##### Data supplied

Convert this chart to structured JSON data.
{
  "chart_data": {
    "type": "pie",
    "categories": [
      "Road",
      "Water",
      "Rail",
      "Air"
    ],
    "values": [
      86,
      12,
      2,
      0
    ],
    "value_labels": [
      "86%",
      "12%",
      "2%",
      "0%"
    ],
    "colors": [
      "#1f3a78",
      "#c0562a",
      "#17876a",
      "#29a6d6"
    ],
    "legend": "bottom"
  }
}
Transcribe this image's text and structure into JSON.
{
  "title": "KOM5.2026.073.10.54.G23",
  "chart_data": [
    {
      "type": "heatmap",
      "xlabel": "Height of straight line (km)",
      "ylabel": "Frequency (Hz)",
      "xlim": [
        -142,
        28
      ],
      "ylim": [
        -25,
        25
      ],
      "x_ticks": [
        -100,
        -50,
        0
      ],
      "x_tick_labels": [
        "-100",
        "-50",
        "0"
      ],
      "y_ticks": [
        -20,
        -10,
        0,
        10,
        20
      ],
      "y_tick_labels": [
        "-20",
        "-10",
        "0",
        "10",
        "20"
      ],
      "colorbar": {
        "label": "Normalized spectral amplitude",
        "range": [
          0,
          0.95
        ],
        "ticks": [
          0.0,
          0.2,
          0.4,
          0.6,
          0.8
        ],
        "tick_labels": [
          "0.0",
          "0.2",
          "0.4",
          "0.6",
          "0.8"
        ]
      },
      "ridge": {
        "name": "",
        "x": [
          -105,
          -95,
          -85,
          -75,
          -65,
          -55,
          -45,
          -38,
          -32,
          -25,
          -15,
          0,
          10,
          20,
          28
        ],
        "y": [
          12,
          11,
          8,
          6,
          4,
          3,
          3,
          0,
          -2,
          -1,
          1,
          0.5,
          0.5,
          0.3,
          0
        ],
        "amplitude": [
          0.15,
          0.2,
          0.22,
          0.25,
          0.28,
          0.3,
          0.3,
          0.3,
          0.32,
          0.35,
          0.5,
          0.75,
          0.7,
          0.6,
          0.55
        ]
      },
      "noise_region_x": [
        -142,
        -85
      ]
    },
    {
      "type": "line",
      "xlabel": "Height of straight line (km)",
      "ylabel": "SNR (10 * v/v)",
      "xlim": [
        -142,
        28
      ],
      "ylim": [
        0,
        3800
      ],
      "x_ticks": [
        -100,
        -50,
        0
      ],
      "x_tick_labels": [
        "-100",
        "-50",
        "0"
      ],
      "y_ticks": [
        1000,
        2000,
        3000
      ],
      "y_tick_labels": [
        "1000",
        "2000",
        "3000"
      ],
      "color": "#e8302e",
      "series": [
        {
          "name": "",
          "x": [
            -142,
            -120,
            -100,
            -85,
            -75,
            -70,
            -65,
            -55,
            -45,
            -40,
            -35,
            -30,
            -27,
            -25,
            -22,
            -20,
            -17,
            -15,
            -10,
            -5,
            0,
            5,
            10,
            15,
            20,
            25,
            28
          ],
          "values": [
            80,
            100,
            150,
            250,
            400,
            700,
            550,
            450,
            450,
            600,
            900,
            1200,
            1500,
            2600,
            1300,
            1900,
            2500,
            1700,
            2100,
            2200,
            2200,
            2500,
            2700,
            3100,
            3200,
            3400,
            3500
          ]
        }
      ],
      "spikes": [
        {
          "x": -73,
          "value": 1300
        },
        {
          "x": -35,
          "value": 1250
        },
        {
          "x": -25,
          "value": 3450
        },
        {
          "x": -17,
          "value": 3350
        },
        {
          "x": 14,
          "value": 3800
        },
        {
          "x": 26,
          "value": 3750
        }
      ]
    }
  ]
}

##########

# [Task goal]
Working from the entries above, return all lines that contain "ylabel".

# [Answer]
      "ylabel": "Frequency (Hz)",
      "ylabel": "SNR (10 * v/v)",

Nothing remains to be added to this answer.